(Collection entries)
══════════

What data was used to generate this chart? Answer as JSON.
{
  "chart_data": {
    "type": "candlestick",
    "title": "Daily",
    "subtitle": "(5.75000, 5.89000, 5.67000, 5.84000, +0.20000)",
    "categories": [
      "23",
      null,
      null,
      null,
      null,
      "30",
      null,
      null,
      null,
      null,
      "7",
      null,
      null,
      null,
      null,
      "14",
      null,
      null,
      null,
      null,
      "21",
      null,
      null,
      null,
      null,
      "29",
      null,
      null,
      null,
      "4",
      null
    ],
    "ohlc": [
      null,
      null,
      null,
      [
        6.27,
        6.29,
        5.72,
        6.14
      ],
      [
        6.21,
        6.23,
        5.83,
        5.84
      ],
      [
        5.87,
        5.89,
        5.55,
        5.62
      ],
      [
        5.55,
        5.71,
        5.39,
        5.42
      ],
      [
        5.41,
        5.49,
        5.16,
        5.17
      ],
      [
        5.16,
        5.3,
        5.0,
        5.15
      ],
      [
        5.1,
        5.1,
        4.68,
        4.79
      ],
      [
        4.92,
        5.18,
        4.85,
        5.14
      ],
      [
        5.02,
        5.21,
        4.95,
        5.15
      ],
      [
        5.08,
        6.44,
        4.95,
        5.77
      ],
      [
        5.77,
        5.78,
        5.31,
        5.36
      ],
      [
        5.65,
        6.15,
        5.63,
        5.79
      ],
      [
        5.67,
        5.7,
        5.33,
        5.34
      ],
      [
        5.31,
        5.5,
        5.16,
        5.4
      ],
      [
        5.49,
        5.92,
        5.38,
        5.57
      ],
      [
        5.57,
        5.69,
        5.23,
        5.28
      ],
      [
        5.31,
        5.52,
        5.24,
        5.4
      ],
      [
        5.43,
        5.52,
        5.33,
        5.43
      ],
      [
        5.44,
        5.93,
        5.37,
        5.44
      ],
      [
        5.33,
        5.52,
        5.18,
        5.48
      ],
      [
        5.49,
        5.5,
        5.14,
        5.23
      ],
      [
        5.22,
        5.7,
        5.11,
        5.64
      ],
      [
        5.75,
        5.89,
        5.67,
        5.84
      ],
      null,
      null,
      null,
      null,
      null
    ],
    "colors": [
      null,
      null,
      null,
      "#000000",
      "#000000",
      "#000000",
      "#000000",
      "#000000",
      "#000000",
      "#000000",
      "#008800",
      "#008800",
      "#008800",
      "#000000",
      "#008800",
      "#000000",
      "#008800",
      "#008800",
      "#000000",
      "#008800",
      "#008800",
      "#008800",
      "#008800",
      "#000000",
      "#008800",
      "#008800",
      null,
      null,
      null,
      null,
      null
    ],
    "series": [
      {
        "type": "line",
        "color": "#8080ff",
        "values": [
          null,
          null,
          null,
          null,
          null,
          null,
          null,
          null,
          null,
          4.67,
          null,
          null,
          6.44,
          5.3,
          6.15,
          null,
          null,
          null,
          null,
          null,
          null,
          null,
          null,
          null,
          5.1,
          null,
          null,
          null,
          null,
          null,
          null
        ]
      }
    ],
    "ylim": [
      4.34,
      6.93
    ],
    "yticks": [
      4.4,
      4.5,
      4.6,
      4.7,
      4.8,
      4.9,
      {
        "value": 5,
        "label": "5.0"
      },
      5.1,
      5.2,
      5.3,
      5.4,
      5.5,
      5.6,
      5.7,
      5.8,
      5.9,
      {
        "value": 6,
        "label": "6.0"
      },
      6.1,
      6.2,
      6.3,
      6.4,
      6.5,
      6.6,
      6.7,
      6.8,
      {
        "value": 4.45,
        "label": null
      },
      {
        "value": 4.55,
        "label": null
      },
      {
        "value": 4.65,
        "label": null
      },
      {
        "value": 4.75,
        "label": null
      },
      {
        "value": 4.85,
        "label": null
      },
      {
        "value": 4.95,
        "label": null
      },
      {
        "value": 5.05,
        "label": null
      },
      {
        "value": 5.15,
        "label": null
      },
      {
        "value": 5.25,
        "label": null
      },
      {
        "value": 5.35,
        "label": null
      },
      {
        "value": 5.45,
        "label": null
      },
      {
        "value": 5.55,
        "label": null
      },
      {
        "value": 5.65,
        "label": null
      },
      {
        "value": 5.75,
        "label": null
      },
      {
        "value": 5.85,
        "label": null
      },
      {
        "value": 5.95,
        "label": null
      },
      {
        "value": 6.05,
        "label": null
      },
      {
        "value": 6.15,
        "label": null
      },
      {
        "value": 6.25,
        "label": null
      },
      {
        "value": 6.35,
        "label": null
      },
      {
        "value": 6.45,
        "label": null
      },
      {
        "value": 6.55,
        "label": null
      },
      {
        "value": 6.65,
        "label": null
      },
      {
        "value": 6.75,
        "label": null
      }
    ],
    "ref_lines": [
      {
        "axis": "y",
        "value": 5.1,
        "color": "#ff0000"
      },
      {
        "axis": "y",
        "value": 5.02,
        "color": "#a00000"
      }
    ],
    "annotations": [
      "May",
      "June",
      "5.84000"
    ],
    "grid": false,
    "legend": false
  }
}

══════════

Exercise prompt
Please quote the data above in full, with no line missing.

Finished answer
What data was used to generate this chart? Answer as JSON.
{
  "chart_data": {
    "type": "candlestick",
    "title": "Daily",
    "subtitle": "(5.75000, 5.89000, 5.67000, 5.84000, +0.20000)",
    "categories": [
      "23",
      null,
      null,
      null,
      null,
      "30",
      null,
      null,
      null,
      null,
      "7",
      null,
      null,
      null,
      null,
      "14",
      null,
      null,
      null,
      null,
      "21",
      null,
      null,
      null,
      null,
      "29",
      null,
      null,
      null,
      "4",
      null
    ],
    "ohlc": [
      null,
      null,
      null,
      [
        6.27,
        6.29,
        5.72,
        6.14
      ],
      [
        6.21,
        6.23,
        5.83,
        5.84
      ],
      [
        5.87,
        5.89,
        5.55,
        5.62
      ],
      [
        5.55,
        5.71,
        5.39,
        5.42
      ],
      [
        5.41,
        5.49,
        5.16,
        5.17
      ],
      [
        5.16,
        5.3,
        5.0,
        5.15
      ],
      [
        5.1,
        5.1,
        4.68,
        4.79
      ],
      [
        4.92,
        5.18,
        4.85,
        5.14
      ],
      [
        5.02,
        5.21,
        4.95,
        5.15
      ],
      [
        5.08,
        6.44,
        4.95,
        5.77
      ],
      [
        5.77,
        5.78,
        5.31,
        5.36
      ],
      [
        5.65,
        6.15,
        5.63,
        5.79
      ],
      [
        5.67,
        5.7,
        5.33,
        5.34
      ],
      [
        5.31,
        5.5,
        5.16,
        5.4
      ],
      [
        5.49,
        5.92,
        5.38,
        5.57
      ],
      [
        5.57,
        5.69,
        5.23,
        5.28
      ],
      [
        5.31,
        5.52,
        5.24,
        5.4
      ],
      [
        5.43,
        5.52,
        5.33,
        5.43
      ],
      [
        5.44,
        5.93,
        5.37,
        5.44
      ],
      [
        5.33,
        5.52,
        5.18,
        5.48
      ],
      [
        5.49,
        5.5,
        5.14,
        5.23
      ],
      [
        5.22,
        5.7,
        5.11,
        5.64
      ],
      [
        5.75,
        5.89,
        5.67,
        5.84
      ],
      null,
      null,
      null,
      null,
      null
    ],
    "colors": [
      null,
      null,
      null,
      "#000000",
      "#000000",
      "#000000",
      "#000000",
      "#000000",
      "#000000",
      "#000000",
      "#008800",
      "#008800",
      "#008800",
      "#000000",
      "#008800",
      "#000000",
      "#008800",
      "#008800",
      "#000000",
      "#008800",
      "#008800",
      "#008800",
      "#008800",
      "#000000",
      "#008800",
      "#008800",
      null,
      null,
      null,
      null,
      null
    ],
    "series": [
      {
        "type": "line",
        "color": "#8080ff",
        "values": [
          null,
          null,
          null,
          null,
          null,
          null,
          null,
          null,
          null,
          4.67,
          null,
          null,
          6.44,
          5.3,
          6.15,
          null,
          null,
          null,
          null,
          null,
          null,
          null,
          null,
          null,
          5.1,
          null,
          null,
          null,
          null,
          null,
          null
        ]
      }
    ],
    "ylim": [
      4.34,
      6.93
    ],
    "yticks": [
      4.4,
      4.5,
      4.6,
      4.7,
      4.8,
      4.9,
      {
        "value": 5,
        "label": "5.0"
      },
      5.1,
      5.2,
      5.3,
      5.4,
      5.5,
      5.6,
      5.7,
      5.8,
      5.9,
      {
        "value": 6,
        "label": "6.0"
      },
      6.1,
      6.2,
      6.3,
      6.4,
      6.5,
      6.6,
      6.7,
      6.8,
      {
        "value": 4.45,
        "label": null
      },
      {
        "value": 4.55,
        "label": null
      },
      {
        "value": 4.65,
        "label": null
      },
      {
        "value": 4.75,
        "label": null
      },
      {
        "value": 4.85,
        "label": null
      },
      {
        "value": 4.95,
        "label": null
      },
      {
        "value": 5.05,
        "label": null
      },
      {
        "value": 5.15,
        "label": null
      },
      {
        "value": 5.25,
        "label": null
      },
      {
        "value": 5.35,
        "label": null
      },
      {
        "value": 5.45,
        "label": null
      },
      {
        "value": 5.55,
        "label": null
      },
      {
        "value": 5.65,
        "label": null
      },
      {
        "value": 5.75,
        "label": null
      },
      {
        "value": 5.85,
        "label": null
      },
      {
        "value": 5.95,
        "label": null
      },
      {
        "value": 6.05,
        "label": null
      },
      {
        "value": 6.15,
        "label": null
      },
      {
        "value": 6.25,
        "label": null
      },
      {
        "value": 6.35,
        "label": null
      },
      {
        "value": 6.45,
        "label": null
      },
      {
        "value": 6.55,
        "label": null
      },
      {
        "value": 6.65,
        "label": null
      },
      {
        "value": 6.75,
        "label": null
      }
    ],
    "ref_lines": [
      {
        "axis": "y",
        "value": 5.1,
        "color": "#ff0000"
      },
      {
        "axis": "y",
        "value": 5.02,
        "color": "#a00000"
      }
    ],
    "annotations": [
      "May",
      "June",
      "5.84000"
    ],
    "grid": false,
    "legend": false
  }
}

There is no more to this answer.